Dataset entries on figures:
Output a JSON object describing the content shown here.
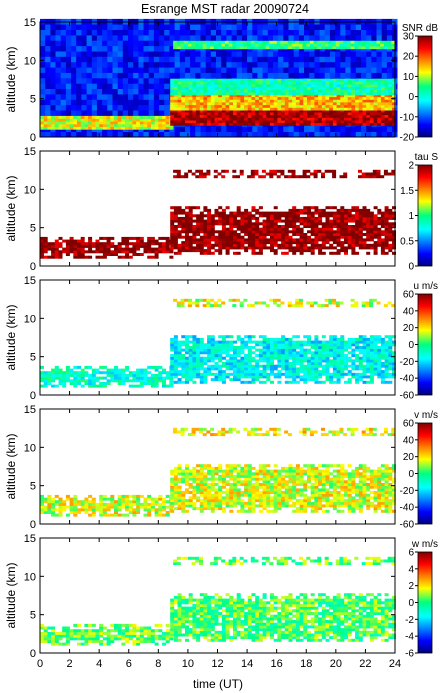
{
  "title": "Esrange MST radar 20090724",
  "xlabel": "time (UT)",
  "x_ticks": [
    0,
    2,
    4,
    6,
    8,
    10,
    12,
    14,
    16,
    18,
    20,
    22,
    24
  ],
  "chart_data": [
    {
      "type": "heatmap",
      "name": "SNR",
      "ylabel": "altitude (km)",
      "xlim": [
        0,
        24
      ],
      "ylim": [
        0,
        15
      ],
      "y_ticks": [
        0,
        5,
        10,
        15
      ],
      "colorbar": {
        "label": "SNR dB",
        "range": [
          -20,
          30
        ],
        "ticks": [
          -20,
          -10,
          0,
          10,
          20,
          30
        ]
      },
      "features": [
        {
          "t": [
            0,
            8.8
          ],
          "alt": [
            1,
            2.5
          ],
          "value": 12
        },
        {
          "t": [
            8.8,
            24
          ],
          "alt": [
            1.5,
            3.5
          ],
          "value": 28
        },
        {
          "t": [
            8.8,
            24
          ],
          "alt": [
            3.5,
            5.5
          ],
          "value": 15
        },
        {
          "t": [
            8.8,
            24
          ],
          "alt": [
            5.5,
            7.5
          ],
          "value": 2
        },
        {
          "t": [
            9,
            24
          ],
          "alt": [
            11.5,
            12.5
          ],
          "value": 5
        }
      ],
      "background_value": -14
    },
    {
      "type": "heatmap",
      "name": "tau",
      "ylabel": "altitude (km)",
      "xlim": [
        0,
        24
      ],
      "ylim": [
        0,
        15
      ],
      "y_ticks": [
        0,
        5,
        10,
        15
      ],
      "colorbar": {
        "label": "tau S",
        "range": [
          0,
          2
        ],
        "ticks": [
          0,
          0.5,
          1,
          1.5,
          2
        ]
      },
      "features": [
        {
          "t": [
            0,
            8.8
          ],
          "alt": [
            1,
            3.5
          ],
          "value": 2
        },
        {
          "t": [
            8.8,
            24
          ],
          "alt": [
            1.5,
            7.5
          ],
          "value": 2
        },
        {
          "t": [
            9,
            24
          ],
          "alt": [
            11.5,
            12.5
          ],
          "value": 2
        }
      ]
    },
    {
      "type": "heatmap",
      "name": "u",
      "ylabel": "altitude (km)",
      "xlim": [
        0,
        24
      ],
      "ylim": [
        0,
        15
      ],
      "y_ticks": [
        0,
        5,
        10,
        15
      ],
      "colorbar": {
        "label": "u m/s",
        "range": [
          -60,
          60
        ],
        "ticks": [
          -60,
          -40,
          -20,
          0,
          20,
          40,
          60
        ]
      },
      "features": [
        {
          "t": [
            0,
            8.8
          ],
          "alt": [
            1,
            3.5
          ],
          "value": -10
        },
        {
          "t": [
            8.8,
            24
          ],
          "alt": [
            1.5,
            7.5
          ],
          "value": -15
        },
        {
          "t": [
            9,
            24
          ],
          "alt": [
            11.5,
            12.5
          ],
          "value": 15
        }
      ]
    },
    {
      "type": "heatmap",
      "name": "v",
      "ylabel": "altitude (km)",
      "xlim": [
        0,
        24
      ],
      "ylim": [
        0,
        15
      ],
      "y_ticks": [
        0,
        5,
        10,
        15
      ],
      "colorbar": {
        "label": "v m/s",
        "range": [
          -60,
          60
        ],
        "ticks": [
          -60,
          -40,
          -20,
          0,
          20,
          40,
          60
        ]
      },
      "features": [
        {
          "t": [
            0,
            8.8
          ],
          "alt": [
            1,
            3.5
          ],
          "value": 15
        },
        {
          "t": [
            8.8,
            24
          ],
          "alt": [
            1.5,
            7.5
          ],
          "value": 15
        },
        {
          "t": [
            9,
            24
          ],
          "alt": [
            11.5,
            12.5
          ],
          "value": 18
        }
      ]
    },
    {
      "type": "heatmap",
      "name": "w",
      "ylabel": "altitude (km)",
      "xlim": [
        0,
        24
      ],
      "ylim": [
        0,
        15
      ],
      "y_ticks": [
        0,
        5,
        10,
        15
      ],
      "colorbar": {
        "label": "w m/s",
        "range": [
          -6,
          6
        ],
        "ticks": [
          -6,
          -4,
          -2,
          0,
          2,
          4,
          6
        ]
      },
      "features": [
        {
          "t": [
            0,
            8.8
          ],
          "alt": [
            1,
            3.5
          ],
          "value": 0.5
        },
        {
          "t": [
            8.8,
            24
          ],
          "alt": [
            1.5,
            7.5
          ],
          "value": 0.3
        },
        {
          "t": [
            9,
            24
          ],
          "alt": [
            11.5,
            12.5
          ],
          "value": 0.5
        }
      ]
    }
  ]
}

■ **Your objective**
Omitting all images, print the listing exactly.

■ **Answer in full**
Output a JSON object describing the content shown here.
{
  "title": "Esrange MST radar 20090724",
  "xlabel": "time (UT)",
  "x_ticks": [
    0,
    2,
    4,
    6,
    8,
    10,
    12,
    14,
    16,
    18,
    20,
    22,
    24
  ],
  "chart_data": [
    {
      "type": "heatmap",
      "name": "SNR",
      "ylabel": "altitude (km)",
      "xlim": [
        0,
        24
      ],
      "ylim": [
        0,
        15
      ],
      "y_ticks": [
        0,
        5,
        10,
        15
      ],
      "colorbar": {
        "label": "SNR dB",
        "range": [
          -20,
          30
        ],
        "ticks": [
          -20,
          -10,
          0,
          10,
          20,
          30
        ]
      },
      "features": [
        {
          "t": [
            0,
            8.8
          ],
          "alt": [
            1,
            2.5
          ],
          "value": 12
        },
        {
          "t": [
            8.8,
            24
          ],
          "alt": [
            1.5,
            3.5
          ],
          "value": 28
        },
        {
          "t": [
            8.8,
            24
          ],
          "alt": [
            3.5,
            5.5
          ],
          "value": 15
        },
        {
          "t": [
            8.8,
            24
          ],
          "alt": [
            5.5,
            7.5
          ],
          "value": 2
        },
        {
          "t": [
            9,
            24
          ],
          "alt": [
            11.5,
            12.5
          ],
          "value": 5
        }
      ],
      "background_value": -14
    },
    {
      "type": "heatmap",
      "name": "tau",
      "ylabel": "altitude (km)",
      "xlim": [
        0,
        24
      ],
      "ylim": [
        0,
        15
      ],
      "y_ticks": [
        0,
        5,
        10,
        15
      ],
      "colorbar": {
        "label": "tau S",
        "range": [
          0,
          2
        ],
        "ticks": [
          0,
          0.5,
          1,
          1.5,
          2
        ]
      },
      "features": [
        {
          "t": [
            0,
            8.8
          ],
          "alt": [
            1,
            3.5
          ],
          "value": 2
        },
        {
          "t": [
            8.8,
            24
          ],
          "alt": [
            1.5,
            7.5
          ],
          "value": 2
        },
        {
          "t": [
            9,
            24
          ],
          "alt": [
            11.5,
            12.5
          ],
          "value": 2
        }
      ]
    },
    {
      "type": "heatmap",
      "name": "u",
      "ylabel": "altitude (km)",
      "xlim": [
        0,
        24
      ],
      "ylim": [
        0,
        15
      ],
      "y_ticks": [
        0,
        5,
        10,
        15
      ],
      "colorbar": {
        "label": "u m/s",
        "range": [
          -60,
          60
        ],
        "ticks": [
          -60,
          -40,
          -20,
          0,
          20,
          40,
          60
        ]
      },
      "features": [
        {
          "t": [
            0,
            8.8
          ],
          "alt": [
            1,
            3.5
          ],
          "value": -10
        },
        {
          "t": [
            8.8,
            24
          ],
          "alt": [
            1.5,
            7.5
          ],
          "value": -15
        },
        {
          "t": [
            9,
            24
          ],
          "alt": [
            11.5,
            12.5
          ],
          "value": 15
        }
      ]
    },
    {
      "type": "heatmap",
      "name": "v",
      "ylabel": "altitude (km)",
      "xlim": [
        0,
        24
      ],
      "ylim": [
        0,
        15
      ],
      "y_ticks": [
        0,
        5,
        10,
        15
      ],
      "colorbar": {
        "label": "v m/s",
        "range": [
          -60,
          60
        ],
        "ticks": [
          -60,
          -40,
          -20,
          0,
          20,
          40,
          60
        ]
      },
      "features": [
        {
          "t": [
            0,
            8.8
          ],
          "alt": [
            1,
            3.5
          ],
          "value": 15
        },
        {
          "t": [
            8.8,
            24
          ],
          "alt": [
            1.5,
            7.5
          ],
          "value": 15
        },
        {
          "t": [
            9,
            24
          ],
          "alt": [
            11.5,
            12.5
          ],
          "value": 18
        }
      ]
    },
    {
      "type": "heatmap",
      "name": "w",
      "ylabel": "altitude (km)",
      "xlim": [
        0,
        24
      ],
      "ylim": [
        0,
        15
      ],
      "y_ticks": [
        0,
        5,
        10,
        15
      ],
      "colorbar": {
        "label": "w m/s",
        "range": [
          -6,
          6
        ],
        "ticks": [
          -6,
          -4,
          -2,
          0,
          2,
          4,
          6
        ]
      },
      "features": [
        {
          "t": [
            0,
            8.8
          ],
          "alt": [
            1,
            3.5
          ],
          "value": 0.5
        },
        {
          "t": [
            8.8,
            24
          ],
          "alt": [
            1.5,
            7.5
          ],
          "value": 0.3
        },
        {
          "t": [
            9,
            24
          ],
          "alt": [
            11.5,
            12.5
          ],
          "value": 0.5
        }
      ]
    }
  ]
}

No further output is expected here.